### Set problem:
Arrange the records below as a numbered list, omitting blank lines, starting at the beginning of the records and ending with the line that contains "chevron-down-icon: [583, 389, 597, 407]", both ends included.

Stored dataset items
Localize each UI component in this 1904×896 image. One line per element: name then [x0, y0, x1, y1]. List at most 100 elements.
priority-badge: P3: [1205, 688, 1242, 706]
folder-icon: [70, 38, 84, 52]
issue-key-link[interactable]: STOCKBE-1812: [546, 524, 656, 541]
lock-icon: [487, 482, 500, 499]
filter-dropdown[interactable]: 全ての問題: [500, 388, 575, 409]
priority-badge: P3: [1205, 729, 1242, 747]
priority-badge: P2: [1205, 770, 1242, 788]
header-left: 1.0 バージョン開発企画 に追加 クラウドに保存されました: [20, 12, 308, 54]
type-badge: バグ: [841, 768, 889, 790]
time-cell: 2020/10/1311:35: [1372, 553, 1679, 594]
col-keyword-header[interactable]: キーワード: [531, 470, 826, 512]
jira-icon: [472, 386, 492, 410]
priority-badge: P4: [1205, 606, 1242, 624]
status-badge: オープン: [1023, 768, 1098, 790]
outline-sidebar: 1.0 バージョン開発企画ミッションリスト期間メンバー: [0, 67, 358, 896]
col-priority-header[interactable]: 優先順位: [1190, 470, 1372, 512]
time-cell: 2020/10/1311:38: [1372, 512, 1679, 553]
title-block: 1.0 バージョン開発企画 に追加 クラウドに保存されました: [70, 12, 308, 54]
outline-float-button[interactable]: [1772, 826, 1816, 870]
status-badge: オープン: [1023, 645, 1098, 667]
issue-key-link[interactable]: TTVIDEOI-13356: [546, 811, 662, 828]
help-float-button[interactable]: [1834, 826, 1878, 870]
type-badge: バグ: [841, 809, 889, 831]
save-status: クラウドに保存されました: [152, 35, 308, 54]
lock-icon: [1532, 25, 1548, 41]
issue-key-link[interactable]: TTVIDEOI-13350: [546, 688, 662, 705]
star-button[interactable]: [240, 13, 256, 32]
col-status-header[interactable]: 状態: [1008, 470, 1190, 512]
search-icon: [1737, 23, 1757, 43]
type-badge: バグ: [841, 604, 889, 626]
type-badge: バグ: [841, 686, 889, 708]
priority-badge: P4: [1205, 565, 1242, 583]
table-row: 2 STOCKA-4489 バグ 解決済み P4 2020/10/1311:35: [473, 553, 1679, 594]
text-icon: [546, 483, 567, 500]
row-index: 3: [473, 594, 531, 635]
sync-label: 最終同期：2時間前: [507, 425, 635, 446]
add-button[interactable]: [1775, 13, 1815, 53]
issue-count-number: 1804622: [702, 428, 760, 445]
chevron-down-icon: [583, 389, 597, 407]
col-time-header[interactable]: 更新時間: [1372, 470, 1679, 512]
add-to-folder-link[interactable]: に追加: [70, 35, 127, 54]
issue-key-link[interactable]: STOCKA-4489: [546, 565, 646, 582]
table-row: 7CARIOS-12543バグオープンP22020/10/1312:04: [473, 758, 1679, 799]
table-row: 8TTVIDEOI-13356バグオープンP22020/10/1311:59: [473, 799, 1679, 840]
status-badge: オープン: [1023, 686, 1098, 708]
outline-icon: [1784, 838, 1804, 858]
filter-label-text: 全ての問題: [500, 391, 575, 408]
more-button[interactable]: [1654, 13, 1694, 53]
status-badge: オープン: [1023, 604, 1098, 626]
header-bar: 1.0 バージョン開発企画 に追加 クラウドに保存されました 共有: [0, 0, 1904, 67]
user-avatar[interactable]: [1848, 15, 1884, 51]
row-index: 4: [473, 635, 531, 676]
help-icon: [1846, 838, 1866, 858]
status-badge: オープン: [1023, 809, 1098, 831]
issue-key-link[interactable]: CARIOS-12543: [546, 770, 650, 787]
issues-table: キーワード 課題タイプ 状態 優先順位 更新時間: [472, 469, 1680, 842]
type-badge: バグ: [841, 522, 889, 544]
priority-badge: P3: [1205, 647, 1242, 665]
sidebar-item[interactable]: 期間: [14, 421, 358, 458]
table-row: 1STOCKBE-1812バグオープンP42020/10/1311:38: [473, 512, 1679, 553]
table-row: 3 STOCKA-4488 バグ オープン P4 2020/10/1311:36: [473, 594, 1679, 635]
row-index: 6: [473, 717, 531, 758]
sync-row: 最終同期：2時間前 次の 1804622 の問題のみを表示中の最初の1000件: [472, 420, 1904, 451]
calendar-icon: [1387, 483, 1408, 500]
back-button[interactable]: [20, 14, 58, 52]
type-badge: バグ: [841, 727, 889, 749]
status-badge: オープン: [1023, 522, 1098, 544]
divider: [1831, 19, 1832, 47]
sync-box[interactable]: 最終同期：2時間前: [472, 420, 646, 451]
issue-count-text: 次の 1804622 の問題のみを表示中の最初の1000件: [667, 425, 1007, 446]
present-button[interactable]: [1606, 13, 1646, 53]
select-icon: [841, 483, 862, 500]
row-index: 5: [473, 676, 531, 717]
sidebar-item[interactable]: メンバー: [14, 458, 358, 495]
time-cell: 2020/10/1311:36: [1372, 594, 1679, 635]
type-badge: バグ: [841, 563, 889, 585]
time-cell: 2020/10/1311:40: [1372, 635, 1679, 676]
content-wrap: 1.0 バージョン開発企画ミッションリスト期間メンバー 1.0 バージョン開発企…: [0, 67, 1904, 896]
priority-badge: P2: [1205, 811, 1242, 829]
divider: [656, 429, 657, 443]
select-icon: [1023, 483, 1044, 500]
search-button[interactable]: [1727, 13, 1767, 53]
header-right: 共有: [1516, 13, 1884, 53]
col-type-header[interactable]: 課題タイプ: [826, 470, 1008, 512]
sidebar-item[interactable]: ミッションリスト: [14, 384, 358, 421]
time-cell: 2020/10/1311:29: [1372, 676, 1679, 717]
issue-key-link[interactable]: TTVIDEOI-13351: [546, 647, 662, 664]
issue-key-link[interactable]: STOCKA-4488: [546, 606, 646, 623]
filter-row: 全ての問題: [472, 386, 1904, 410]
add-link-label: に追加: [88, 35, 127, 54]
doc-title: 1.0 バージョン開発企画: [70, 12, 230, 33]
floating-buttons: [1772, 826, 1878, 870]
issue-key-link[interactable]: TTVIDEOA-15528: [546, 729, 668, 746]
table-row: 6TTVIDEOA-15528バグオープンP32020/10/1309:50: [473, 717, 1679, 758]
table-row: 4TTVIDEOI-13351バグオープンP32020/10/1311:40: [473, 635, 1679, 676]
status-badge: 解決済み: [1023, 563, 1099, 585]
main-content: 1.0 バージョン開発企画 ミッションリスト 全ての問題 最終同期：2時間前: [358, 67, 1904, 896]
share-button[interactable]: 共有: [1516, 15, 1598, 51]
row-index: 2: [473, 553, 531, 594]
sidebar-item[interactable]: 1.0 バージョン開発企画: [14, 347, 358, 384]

### Worked answer:
1. Localize each UI component in this 1904×896 image. One line per element: name then [x0, y0, x1, y1]. List at most 100 elements.
2. priority-badge: P3: [1205, 688, 1242, 706]
3. folder-icon: [70, 38, 84, 52]
4. issue-key-link[interactable]: STOCKBE-1812: [546, 524, 656, 541]
5. lock-icon: [487, 482, 500, 499]
6. filter-dropdown[interactable]: 全ての問題: [500, 388, 575, 409]
7. priority-badge: P3: [1205, 729, 1242, 747]
8. priority-badge: P2: [1205, 770, 1242, 788]
9. header-left: 1.0 バージョン開発企画 に追加 クラウドに保存されました: [20, 12, 308, 54]
10. type-badge: バグ: [841, 768, 889, 790]
11. time-cell: 2020/10/1311:35: [1372, 553, 1679, 594]
12. col-keyword-header[interactable]: キーワード: [531, 470, 826, 512]
13. jira-icon: [472, 386, 492, 410]
14. priority-badge: P4: [1205, 606, 1242, 624]
15. status-badge: オープン: [1023, 768, 1098, 790]
16. outline-sidebar: 1.0 バージョン開発企画ミッションリスト期間メンバー: [0, 67, 358, 896]
17. col-priority-header[interactable]: 優先順位: [1190, 470, 1372, 512]
18. time-cell: 2020/10/1311:38: [1372, 512, 1679, 553]
19. title-block: 1.0 バージョン開発企画 に追加 クラウドに保存されました: [70, 12, 308, 54]
20. outline-float-button[interactable]: [1772, 826, 1816, 870]
21. status-badge: オープン: [1023, 645, 1098, 667]
22. issue-key-link[interactable]: TTVIDEOI-13356: [546, 811, 662, 828]
23. help-float-button[interactable]: [1834, 826, 1878, 870]
24. type-badge: バグ: [841, 809, 889, 831]
25. save-status: クラウドに保存されました: [152, 35, 308, 54]
26. lock-icon: [1532, 25, 1548, 41]
27. issue-key-link[interactable]: TTVIDEOI-13350: [546, 688, 662, 705]
28. star-button[interactable]: [240, 13, 256, 32]
29. col-status-header[interactable]: 状態: [1008, 470, 1190, 512]
30. search-icon: [1737, 23, 1757, 43]
31. type-badge: バグ: [841, 604, 889, 626]
32. type-badge: バグ: [841, 686, 889, 708]
33. priority-badge: P4: [1205, 565, 1242, 583]
34. table-row: 2 STOCKA-4489 バグ 解決済み P4 2020/10/1311:35: [473, 553, 1679, 594]
35. text-icon: [546, 483, 567, 500]
36. row-index: 3: [473, 594, 531, 635]
37. sync-label: 最終同期：2時間前: [507, 425, 635, 446]
38. add-button[interactable]: [1775, 13, 1815, 53]
39. issue-count-number: 1804622: [702, 428, 760, 445]
40. chevron-down-icon: [583, 389, 597, 407]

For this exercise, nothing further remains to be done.